DESCRIPTION OF THE TASK: Only the number is wanted: how many lines hold the word "page"?

[Recorded data]

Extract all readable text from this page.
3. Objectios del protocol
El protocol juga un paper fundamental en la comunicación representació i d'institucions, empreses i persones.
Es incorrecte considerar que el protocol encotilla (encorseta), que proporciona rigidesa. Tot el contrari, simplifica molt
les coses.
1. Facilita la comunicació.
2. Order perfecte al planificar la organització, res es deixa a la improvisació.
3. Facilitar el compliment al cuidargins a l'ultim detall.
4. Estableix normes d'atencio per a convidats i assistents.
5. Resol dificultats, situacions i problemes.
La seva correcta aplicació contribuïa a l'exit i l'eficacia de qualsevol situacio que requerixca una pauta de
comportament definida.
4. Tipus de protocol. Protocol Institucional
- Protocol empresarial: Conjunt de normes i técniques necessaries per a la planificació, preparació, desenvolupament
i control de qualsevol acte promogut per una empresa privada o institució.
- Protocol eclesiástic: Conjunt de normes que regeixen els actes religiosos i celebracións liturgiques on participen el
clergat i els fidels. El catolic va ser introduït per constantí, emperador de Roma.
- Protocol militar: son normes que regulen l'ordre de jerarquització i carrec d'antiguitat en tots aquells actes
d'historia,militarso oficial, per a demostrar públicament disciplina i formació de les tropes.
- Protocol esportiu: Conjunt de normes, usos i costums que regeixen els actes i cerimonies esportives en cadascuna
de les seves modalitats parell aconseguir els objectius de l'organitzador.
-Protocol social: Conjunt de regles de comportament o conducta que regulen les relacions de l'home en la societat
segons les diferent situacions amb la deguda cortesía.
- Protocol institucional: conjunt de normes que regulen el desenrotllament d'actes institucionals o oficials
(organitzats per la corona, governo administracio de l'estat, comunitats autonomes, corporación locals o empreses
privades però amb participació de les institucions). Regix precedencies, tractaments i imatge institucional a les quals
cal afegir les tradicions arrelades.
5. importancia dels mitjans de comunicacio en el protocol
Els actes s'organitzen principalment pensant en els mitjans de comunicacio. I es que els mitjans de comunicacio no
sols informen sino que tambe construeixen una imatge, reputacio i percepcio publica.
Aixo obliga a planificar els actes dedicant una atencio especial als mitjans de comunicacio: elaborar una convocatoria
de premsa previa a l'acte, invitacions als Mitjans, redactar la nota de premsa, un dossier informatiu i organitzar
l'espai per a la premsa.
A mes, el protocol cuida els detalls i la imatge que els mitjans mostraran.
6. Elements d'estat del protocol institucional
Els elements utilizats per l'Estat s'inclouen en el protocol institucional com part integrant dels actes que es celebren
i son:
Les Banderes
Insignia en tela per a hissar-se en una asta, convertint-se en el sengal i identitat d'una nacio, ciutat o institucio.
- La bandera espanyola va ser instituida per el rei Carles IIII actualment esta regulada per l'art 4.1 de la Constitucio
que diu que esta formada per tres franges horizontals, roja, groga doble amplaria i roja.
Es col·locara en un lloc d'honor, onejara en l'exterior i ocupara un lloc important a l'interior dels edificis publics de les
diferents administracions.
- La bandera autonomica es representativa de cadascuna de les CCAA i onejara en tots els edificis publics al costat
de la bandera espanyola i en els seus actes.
--
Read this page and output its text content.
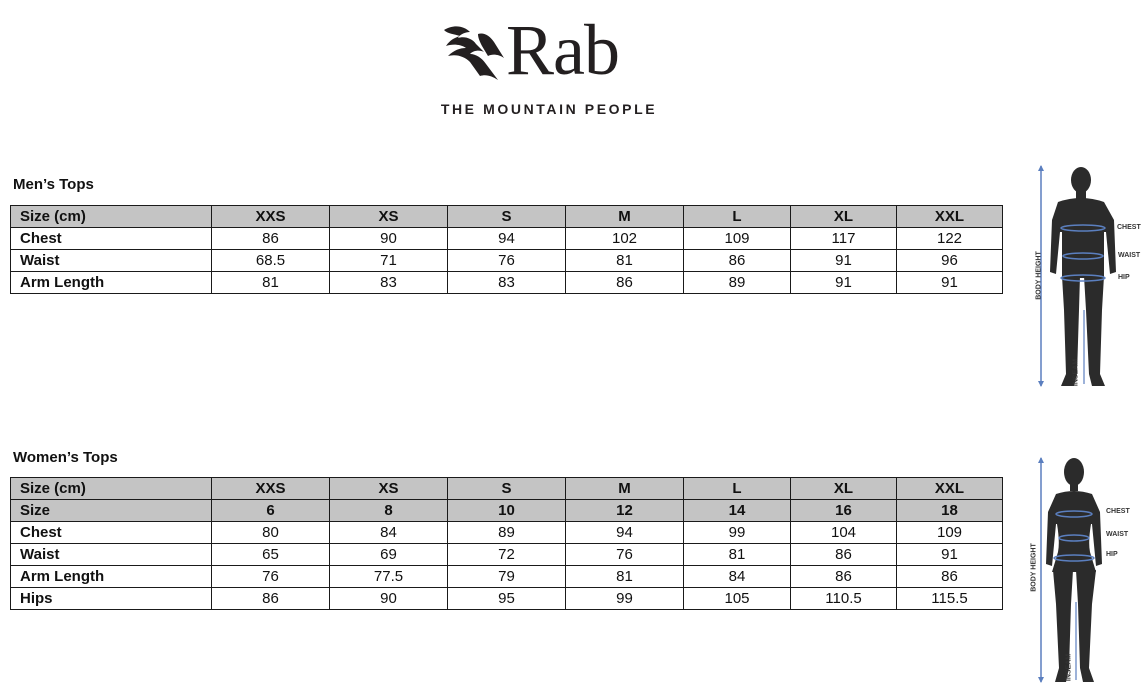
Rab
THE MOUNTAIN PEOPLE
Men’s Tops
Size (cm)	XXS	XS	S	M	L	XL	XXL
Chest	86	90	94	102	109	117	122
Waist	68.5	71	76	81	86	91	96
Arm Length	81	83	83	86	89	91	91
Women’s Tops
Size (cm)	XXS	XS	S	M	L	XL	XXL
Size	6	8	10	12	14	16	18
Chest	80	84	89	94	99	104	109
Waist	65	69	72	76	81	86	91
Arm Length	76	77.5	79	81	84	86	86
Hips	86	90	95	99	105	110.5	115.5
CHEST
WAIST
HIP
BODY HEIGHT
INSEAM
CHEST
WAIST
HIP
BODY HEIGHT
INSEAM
* * *
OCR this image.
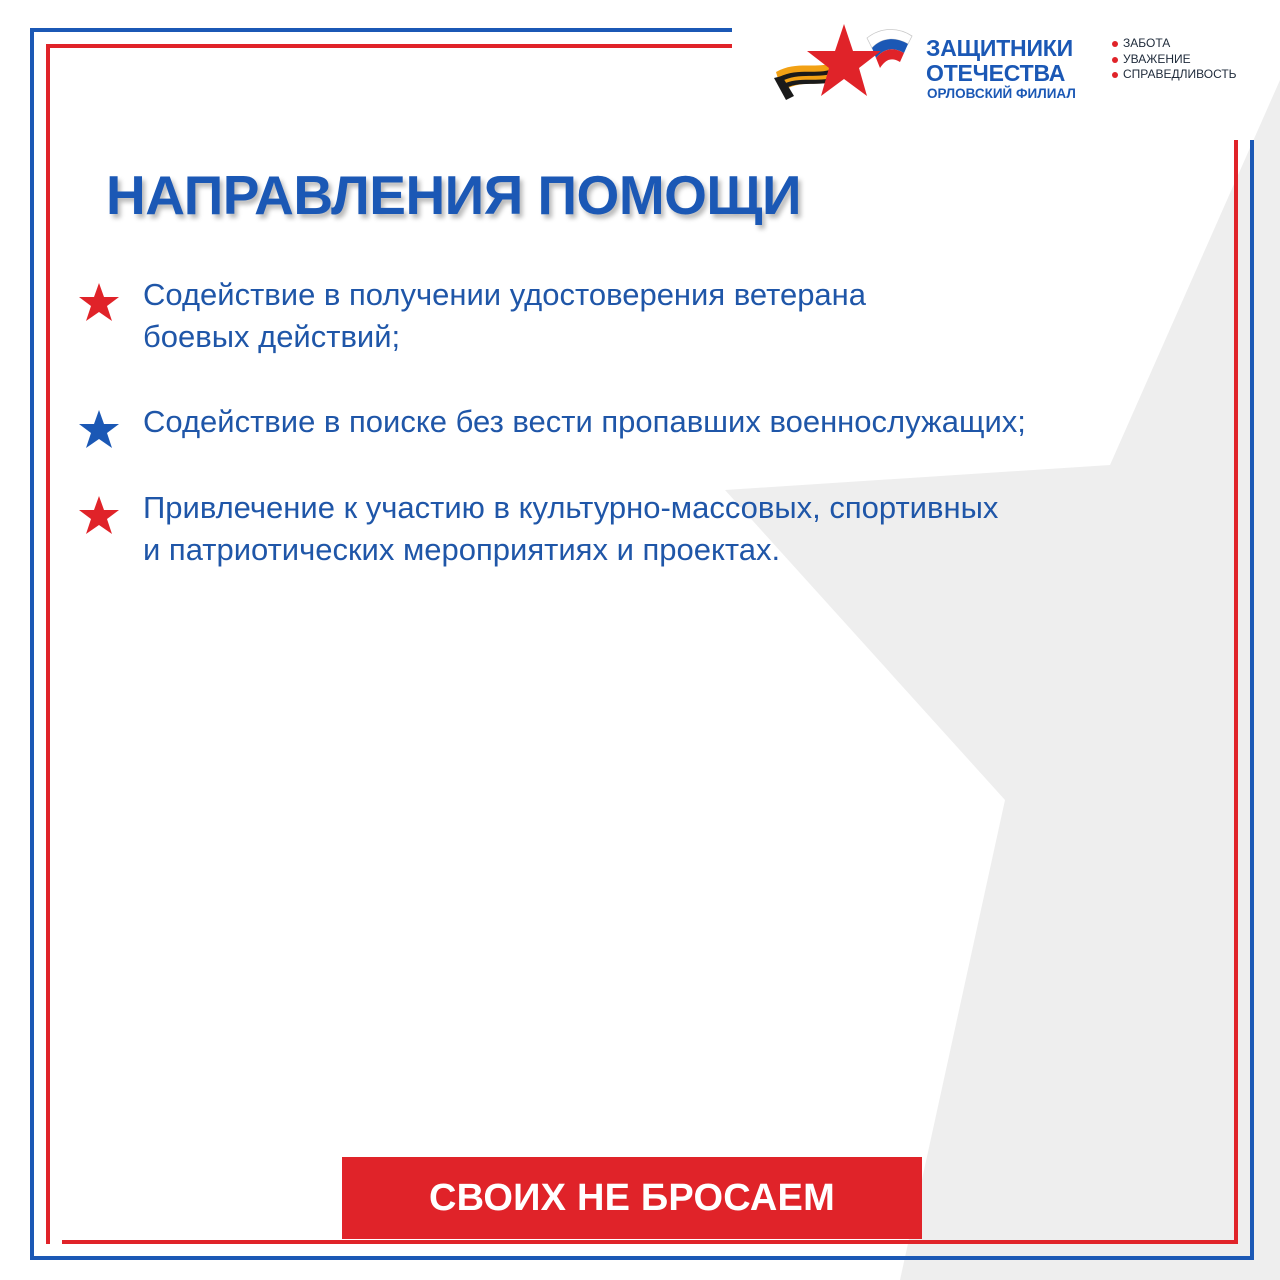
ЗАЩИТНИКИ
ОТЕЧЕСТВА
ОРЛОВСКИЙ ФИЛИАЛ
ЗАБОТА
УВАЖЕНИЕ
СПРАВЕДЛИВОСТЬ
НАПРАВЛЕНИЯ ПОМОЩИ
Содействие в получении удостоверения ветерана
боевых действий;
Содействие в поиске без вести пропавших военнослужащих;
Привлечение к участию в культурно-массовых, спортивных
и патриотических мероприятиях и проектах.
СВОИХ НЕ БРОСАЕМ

RESPONSE: 2